Dataset excerpts
╭──

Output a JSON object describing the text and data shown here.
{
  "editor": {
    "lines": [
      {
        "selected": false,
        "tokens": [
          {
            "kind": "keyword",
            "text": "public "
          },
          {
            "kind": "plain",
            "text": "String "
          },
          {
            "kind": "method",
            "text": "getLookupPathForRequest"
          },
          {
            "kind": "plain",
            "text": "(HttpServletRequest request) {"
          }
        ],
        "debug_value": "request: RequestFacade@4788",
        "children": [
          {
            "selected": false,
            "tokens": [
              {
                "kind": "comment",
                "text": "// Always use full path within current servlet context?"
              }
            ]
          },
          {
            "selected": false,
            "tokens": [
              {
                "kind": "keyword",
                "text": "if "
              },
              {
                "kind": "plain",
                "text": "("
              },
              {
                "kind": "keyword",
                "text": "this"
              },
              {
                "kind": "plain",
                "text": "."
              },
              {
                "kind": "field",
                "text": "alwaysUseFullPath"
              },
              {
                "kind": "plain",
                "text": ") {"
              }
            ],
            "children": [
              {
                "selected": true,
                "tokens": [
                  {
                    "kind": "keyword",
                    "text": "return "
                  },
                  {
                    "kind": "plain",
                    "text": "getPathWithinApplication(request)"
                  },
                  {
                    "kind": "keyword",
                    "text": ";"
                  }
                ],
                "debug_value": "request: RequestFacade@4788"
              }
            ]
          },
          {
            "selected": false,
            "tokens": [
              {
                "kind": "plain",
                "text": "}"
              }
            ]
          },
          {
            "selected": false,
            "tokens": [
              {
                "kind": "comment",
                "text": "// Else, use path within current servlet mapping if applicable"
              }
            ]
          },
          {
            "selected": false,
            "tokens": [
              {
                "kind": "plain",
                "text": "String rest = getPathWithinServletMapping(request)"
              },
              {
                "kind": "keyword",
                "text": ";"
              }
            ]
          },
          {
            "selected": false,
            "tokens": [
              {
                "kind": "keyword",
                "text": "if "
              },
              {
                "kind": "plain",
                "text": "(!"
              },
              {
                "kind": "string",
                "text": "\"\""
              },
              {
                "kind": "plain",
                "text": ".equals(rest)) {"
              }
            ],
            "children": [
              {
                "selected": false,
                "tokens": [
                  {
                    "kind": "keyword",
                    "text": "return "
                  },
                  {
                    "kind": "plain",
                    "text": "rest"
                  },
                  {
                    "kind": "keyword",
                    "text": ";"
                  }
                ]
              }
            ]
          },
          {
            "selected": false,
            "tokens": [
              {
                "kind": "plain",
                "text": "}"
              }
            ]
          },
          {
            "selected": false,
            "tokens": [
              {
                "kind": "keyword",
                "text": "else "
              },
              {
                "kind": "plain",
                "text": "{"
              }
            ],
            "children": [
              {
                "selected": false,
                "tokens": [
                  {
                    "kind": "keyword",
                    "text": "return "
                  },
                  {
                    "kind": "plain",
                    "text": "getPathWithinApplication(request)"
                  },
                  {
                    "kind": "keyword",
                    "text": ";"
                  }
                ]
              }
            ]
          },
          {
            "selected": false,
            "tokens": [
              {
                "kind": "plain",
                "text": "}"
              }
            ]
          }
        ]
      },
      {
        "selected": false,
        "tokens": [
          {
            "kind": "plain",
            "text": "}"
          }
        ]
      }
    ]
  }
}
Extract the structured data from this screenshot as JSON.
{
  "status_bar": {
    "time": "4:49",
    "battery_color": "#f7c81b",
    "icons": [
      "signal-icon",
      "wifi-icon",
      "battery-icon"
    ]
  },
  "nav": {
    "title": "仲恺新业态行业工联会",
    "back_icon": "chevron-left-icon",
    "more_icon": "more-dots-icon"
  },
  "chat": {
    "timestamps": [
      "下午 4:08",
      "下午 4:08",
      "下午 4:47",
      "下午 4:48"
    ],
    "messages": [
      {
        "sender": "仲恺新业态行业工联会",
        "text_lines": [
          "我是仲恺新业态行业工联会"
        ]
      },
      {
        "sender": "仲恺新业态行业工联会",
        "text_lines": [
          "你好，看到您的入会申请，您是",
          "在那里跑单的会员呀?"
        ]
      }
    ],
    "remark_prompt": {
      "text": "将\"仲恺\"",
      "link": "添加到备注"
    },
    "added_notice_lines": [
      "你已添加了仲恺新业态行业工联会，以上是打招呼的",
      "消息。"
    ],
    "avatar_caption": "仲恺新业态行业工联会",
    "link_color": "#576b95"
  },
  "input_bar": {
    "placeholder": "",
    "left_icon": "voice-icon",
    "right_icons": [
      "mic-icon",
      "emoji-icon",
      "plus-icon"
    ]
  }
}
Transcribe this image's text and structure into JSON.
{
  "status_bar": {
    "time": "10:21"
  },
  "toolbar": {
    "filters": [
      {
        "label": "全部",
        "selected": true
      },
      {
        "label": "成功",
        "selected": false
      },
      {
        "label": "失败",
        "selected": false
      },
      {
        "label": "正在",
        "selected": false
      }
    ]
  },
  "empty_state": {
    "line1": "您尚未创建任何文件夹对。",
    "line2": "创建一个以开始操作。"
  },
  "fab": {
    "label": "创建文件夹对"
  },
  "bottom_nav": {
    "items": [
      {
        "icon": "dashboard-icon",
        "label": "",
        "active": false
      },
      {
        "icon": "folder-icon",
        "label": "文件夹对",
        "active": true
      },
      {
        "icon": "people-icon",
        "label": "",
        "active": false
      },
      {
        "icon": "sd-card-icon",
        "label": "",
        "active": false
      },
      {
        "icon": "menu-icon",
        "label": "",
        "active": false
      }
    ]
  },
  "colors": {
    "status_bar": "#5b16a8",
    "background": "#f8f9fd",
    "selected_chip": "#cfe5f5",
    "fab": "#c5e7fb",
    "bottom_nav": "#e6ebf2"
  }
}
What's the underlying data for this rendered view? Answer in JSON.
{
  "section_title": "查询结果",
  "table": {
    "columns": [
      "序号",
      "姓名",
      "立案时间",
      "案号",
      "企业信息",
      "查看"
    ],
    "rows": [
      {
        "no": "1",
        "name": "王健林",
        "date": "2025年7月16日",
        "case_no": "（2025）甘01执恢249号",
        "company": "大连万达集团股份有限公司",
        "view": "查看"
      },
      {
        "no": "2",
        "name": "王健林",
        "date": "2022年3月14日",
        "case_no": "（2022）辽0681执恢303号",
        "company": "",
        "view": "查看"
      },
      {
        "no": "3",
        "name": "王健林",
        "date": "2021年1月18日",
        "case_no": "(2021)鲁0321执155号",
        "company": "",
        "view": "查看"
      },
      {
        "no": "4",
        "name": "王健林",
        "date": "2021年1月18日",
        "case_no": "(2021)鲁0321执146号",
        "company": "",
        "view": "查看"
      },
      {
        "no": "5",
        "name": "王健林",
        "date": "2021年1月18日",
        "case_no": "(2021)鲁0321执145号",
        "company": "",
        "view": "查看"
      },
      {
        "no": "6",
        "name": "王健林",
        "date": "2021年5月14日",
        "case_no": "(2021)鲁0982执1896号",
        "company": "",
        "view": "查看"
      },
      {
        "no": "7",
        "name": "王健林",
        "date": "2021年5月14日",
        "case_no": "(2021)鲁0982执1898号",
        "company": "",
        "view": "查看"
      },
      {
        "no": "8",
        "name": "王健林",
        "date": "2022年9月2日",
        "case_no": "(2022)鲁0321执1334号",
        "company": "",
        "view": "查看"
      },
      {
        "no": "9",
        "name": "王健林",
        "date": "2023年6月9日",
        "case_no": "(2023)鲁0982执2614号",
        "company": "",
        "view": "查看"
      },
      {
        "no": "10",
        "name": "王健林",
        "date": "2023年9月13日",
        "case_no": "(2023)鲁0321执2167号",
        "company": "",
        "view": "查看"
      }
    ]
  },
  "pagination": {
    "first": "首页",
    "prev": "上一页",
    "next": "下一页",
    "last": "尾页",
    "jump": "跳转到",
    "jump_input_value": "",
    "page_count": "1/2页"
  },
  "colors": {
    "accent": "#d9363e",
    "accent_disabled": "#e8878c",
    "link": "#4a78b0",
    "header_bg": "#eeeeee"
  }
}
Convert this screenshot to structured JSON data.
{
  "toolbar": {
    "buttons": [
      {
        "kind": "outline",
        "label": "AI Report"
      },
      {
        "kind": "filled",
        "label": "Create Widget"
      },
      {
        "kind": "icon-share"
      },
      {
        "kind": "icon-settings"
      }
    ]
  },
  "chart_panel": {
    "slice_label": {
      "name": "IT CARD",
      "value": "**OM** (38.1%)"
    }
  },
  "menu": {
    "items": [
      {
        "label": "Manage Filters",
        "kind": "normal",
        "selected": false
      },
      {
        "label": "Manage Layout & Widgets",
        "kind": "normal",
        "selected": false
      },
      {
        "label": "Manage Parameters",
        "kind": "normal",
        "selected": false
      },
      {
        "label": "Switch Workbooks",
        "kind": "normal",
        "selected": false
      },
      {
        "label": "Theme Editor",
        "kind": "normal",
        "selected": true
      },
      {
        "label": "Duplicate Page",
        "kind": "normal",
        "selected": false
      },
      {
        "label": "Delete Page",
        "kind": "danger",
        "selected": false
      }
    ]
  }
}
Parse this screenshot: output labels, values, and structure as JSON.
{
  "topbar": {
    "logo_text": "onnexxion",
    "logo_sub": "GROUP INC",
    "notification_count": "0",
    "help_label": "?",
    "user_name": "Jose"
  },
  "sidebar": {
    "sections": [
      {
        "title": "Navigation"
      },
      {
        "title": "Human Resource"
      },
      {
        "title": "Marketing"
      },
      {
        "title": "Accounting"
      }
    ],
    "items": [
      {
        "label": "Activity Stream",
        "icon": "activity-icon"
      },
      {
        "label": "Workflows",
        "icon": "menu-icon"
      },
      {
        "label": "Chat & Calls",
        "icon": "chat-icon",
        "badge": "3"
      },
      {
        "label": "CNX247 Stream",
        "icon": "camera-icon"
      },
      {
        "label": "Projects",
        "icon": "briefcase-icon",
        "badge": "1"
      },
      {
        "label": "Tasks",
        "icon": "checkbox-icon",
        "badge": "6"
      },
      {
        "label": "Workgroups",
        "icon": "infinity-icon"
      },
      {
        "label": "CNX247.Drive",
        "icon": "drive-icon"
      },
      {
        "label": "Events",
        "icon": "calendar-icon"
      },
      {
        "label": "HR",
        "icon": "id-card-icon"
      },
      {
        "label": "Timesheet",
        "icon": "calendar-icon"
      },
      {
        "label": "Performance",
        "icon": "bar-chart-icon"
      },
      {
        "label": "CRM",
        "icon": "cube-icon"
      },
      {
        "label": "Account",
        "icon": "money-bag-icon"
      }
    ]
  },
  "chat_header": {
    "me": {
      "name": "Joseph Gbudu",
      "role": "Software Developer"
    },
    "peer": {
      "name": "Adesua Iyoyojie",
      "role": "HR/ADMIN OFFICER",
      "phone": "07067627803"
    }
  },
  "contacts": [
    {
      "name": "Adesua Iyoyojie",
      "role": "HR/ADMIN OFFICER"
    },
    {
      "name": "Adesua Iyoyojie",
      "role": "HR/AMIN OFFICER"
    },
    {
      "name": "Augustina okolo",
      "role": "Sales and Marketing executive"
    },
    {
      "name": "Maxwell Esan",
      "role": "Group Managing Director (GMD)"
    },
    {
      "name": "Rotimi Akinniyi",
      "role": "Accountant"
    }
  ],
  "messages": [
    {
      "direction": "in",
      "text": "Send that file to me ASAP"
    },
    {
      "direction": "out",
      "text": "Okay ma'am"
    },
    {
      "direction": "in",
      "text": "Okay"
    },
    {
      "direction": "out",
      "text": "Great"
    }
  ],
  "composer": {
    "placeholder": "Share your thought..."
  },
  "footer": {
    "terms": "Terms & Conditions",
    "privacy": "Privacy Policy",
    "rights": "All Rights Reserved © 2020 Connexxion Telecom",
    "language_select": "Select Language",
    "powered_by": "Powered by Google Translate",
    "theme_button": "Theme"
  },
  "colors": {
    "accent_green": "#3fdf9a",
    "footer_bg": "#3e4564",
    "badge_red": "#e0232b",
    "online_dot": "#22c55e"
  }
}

╰──

Exercise description:
Using the listing above, show each line holding the string "ADMIN".

Answer in full:
      "role": "HR/ADMIN OFFICER",
      "role": "HR/ADMIN OFFICER"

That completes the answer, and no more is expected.